PROBLEM
Look through the material and copy each line holding "name".

(Data tied to figure images)
────

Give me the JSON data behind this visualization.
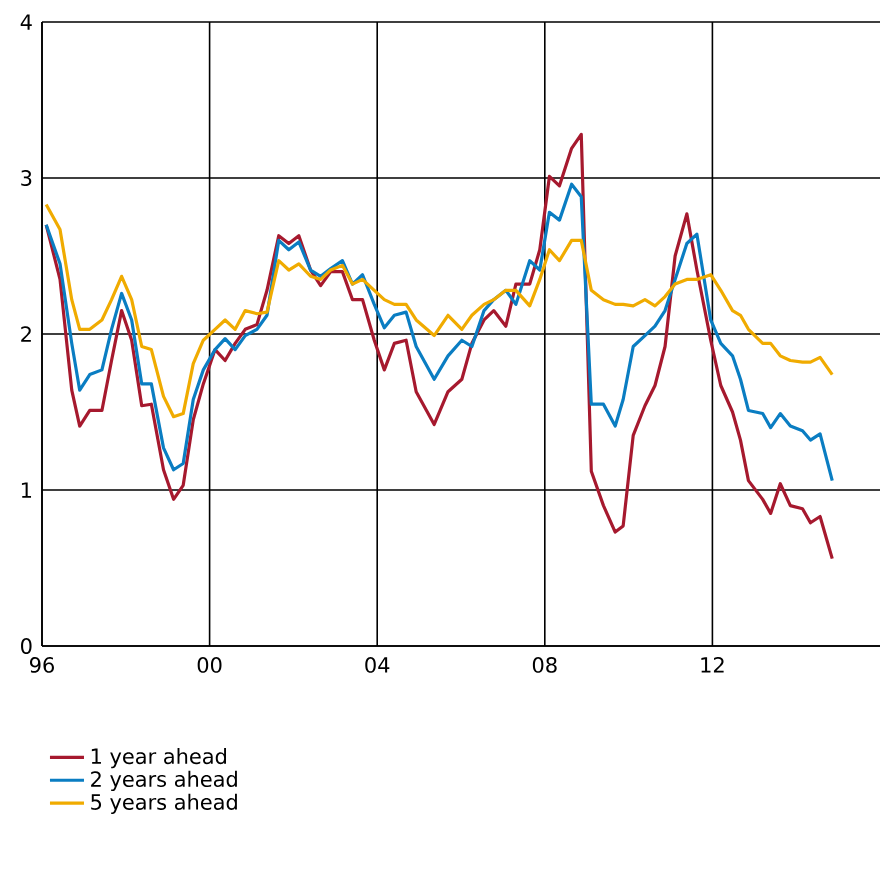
{
  "chart_data": {
    "type": "line",
    "x": [
      1996.1,
      1996.43,
      1996.71,
      1996.9,
      1997.14,
      1997.43,
      1997.66,
      1997.9,
      1998.14,
      1998.38,
      1998.61,
      1998.9,
      1999.14,
      1999.37,
      1999.61,
      1999.85,
      2000.13,
      2000.37,
      2000.61,
      2000.85,
      2001.13,
      2001.37,
      2001.65,
      2001.89,
      2002.13,
      2002.41,
      2002.65,
      2002.89,
      2003.17,
      2003.41,
      2003.65,
      2003.93,
      2004.17,
      2004.41,
      2004.69,
      2004.93,
      2005.36,
      2005.69,
      2006.02,
      2006.26,
      2006.55,
      2006.78,
      2007.07,
      2007.31,
      2007.64,
      2007.88,
      2008.11,
      2008.35,
      2008.64,
      2008.87,
      2009.11,
      2009.4,
      2009.68,
      2009.87,
      2010.11,
      2010.39,
      2010.63,
      2010.87,
      2011.11,
      2011.39,
      2011.63,
      2011.96,
      2012.2,
      2012.48,
      2012.67,
      2012.86,
      2013.2,
      2013.39,
      2013.62,
      2013.86,
      2014.15,
      2014.34,
      2014.57,
      2014.86
    ],
    "series": [
      {
        "name": "1 year ahead",
        "color": "#a6192e",
        "values": [
          2.7,
          2.35,
          1.64,
          1.41,
          1.51,
          1.51,
          1.83,
          2.15,
          1.96,
          1.54,
          1.55,
          1.13,
          0.94,
          1.03,
          1.45,
          1.68,
          1.9,
          1.83,
          1.94,
          2.03,
          2.06,
          2.28,
          2.63,
          2.58,
          2.63,
          2.41,
          2.31,
          2.4,
          2.4,
          2.22,
          2.22,
          1.96,
          1.77,
          1.94,
          1.96,
          1.63,
          1.42,
          1.63,
          1.71,
          1.94,
          2.09,
          2.15,
          2.05,
          2.32,
          2.32,
          2.54,
          3.01,
          2.95,
          3.19,
          3.28,
          1.12,
          0.9,
          0.73,
          0.77,
          1.35,
          1.54,
          1.67,
          1.92,
          2.5,
          2.77,
          2.41,
          1.96,
          1.67,
          1.5,
          1.32,
          1.06,
          0.94,
          0.85,
          1.04,
          0.9,
          0.88,
          0.79,
          0.83,
          0.56
        ]
      },
      {
        "name": "2 years ahead",
        "color": "#0a7dc2",
        "values": [
          2.7,
          2.45,
          1.94,
          1.64,
          1.74,
          1.77,
          2.03,
          2.26,
          2.09,
          1.68,
          1.68,
          1.27,
          1.13,
          1.17,
          1.58,
          1.77,
          1.9,
          1.97,
          1.9,
          1.99,
          2.03,
          2.12,
          2.6,
          2.54,
          2.59,
          2.41,
          2.37,
          2.42,
          2.47,
          2.32,
          2.38,
          2.19,
          2.04,
          2.12,
          2.14,
          1.92,
          1.71,
          1.86,
          1.96,
          1.92,
          2.15,
          2.22,
          2.28,
          2.19,
          2.47,
          2.41,
          2.78,
          2.73,
          2.96,
          2.88,
          1.55,
          1.55,
          1.41,
          1.58,
          1.92,
          1.99,
          2.05,
          2.15,
          2.35,
          2.58,
          2.64,
          2.09,
          1.94,
          1.86,
          1.71,
          1.51,
          1.49,
          1.4,
          1.49,
          1.41,
          1.38,
          1.32,
          1.36,
          1.06
        ]
      },
      {
        "name": "5 years ahead",
        "color": "#f0ab00",
        "values": [
          2.83,
          2.67,
          2.22,
          2.03,
          2.03,
          2.09,
          2.22,
          2.37,
          2.22,
          1.92,
          1.9,
          1.6,
          1.47,
          1.49,
          1.81,
          1.96,
          2.03,
          2.09,
          2.03,
          2.15,
          2.13,
          2.14,
          2.47,
          2.41,
          2.45,
          2.37,
          2.35,
          2.41,
          2.44,
          2.32,
          2.35,
          2.28,
          2.22,
          2.19,
          2.19,
          2.09,
          1.99,
          2.12,
          2.03,
          2.12,
          2.19,
          2.22,
          2.28,
          2.28,
          2.18,
          2.35,
          2.54,
          2.47,
          2.6,
          2.6,
          2.28,
          2.22,
          2.19,
          2.19,
          2.18,
          2.22,
          2.18,
          2.24,
          2.32,
          2.35,
          2.35,
          2.38,
          2.28,
          2.15,
          2.12,
          2.03,
          1.94,
          1.94,
          1.86,
          1.83,
          1.82,
          1.82,
          1.85,
          1.74
        ]
      }
    ],
    "xlim": [
      1996,
      2016
    ],
    "xticks": [
      {
        "value": 1996,
        "label": "96"
      },
      {
        "value": 2000,
        "label": "00"
      },
      {
        "value": 2004,
        "label": "04"
      },
      {
        "value": 2008,
        "label": "08"
      },
      {
        "value": 2012,
        "label": "12"
      }
    ],
    "ylim": [
      0,
      4
    ],
    "yticks": [
      0,
      1,
      2,
      3,
      4
    ],
    "grid": true,
    "legend": "bottom",
    "marker": "none",
    "line_style": "solid"
  }
}
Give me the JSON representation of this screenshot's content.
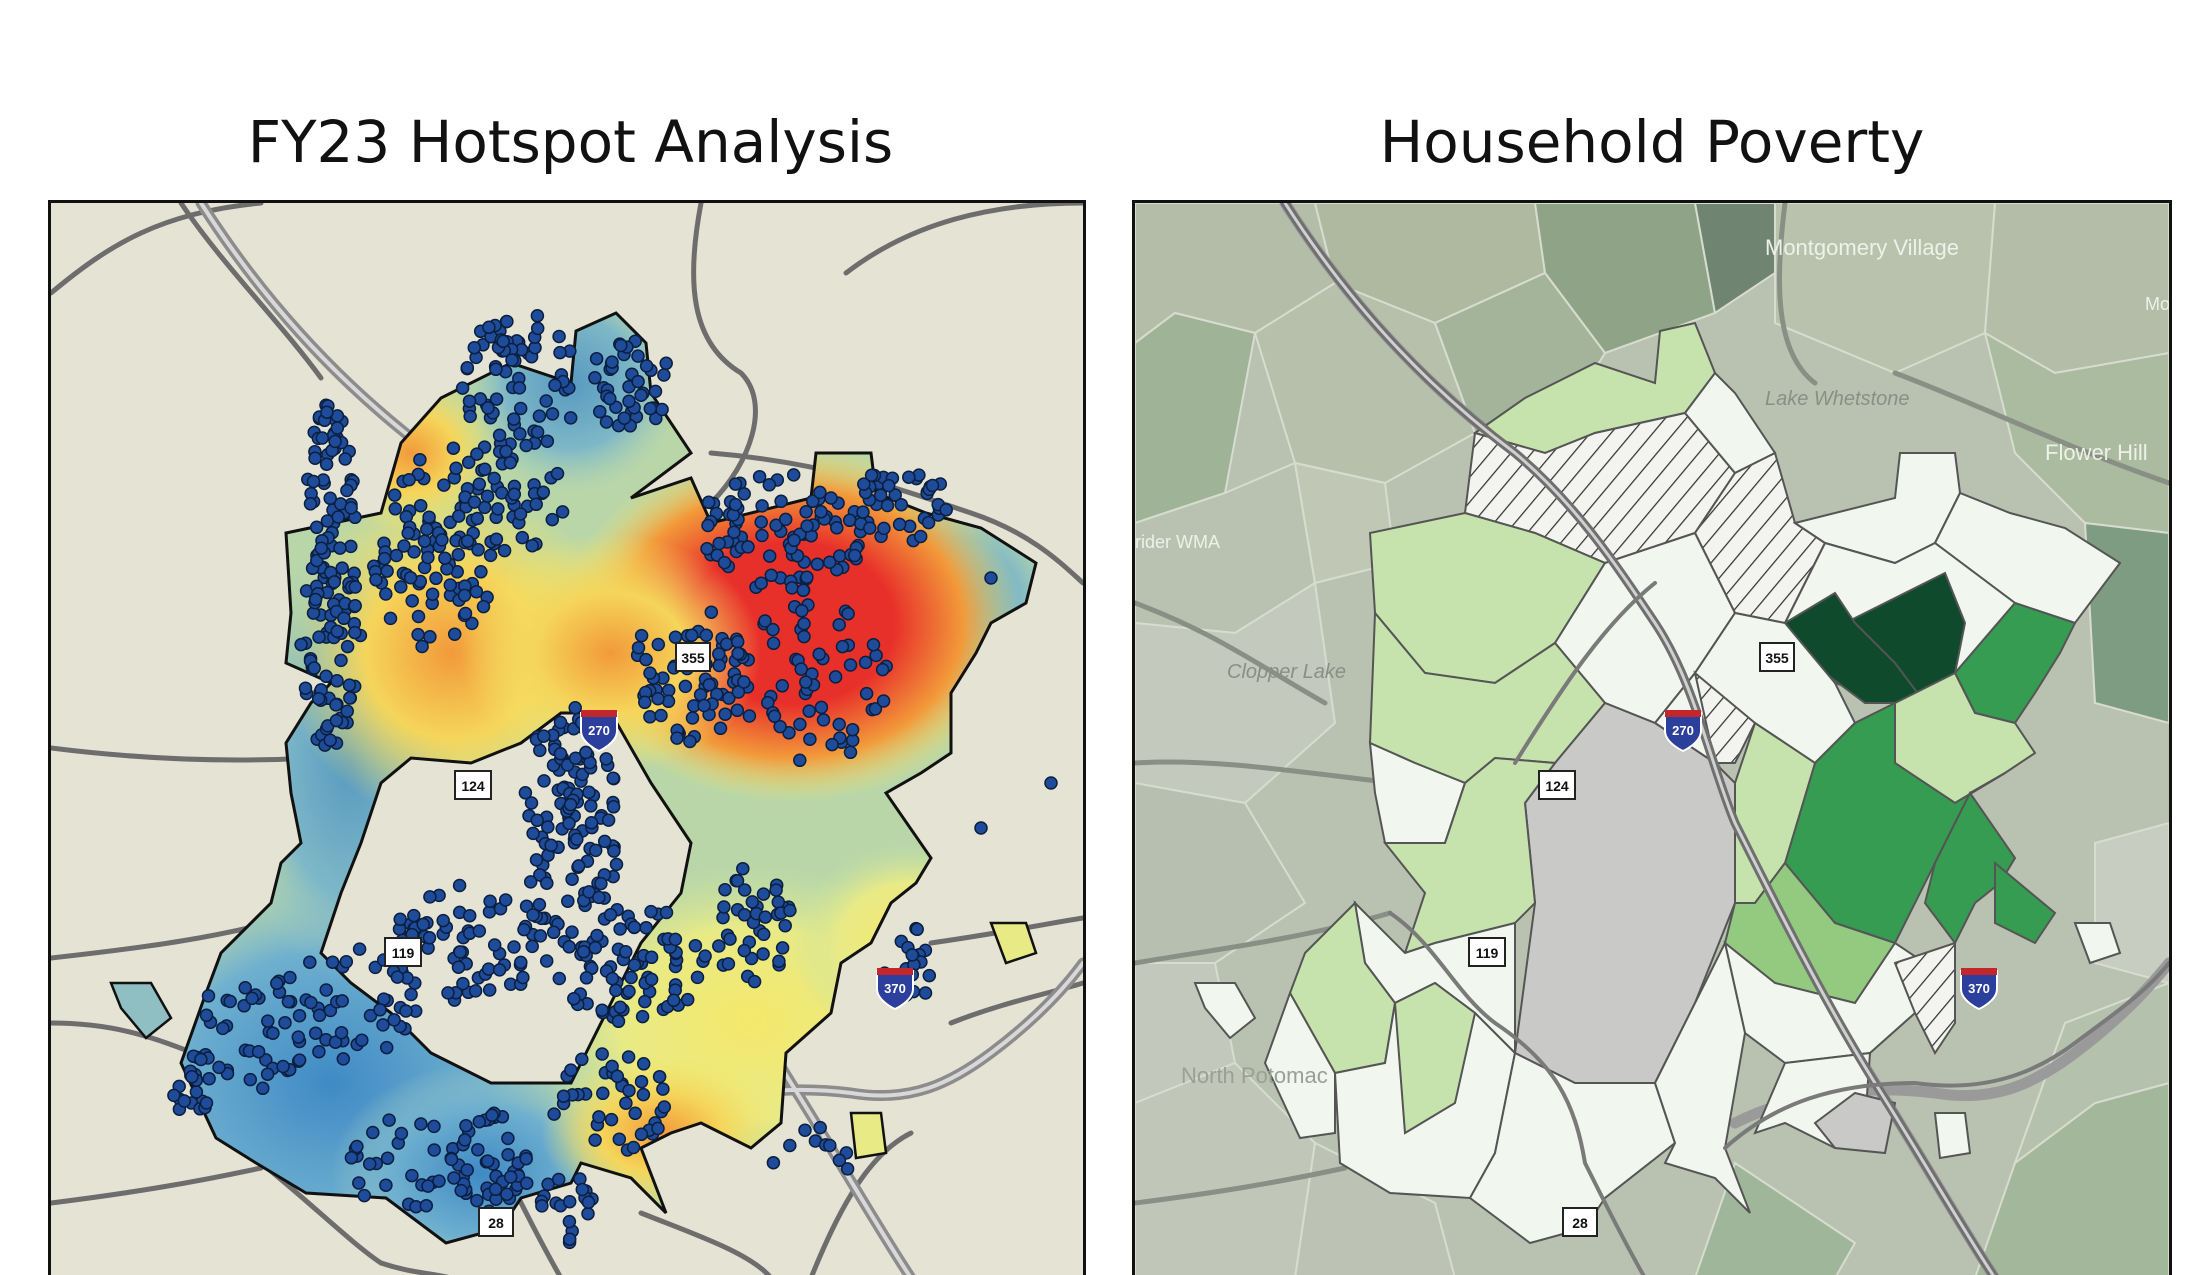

────

THE COMPLETED TASK
        "name": "1 year ahead",
        "name": "2 years ahead",
        "name": "5 years ahead",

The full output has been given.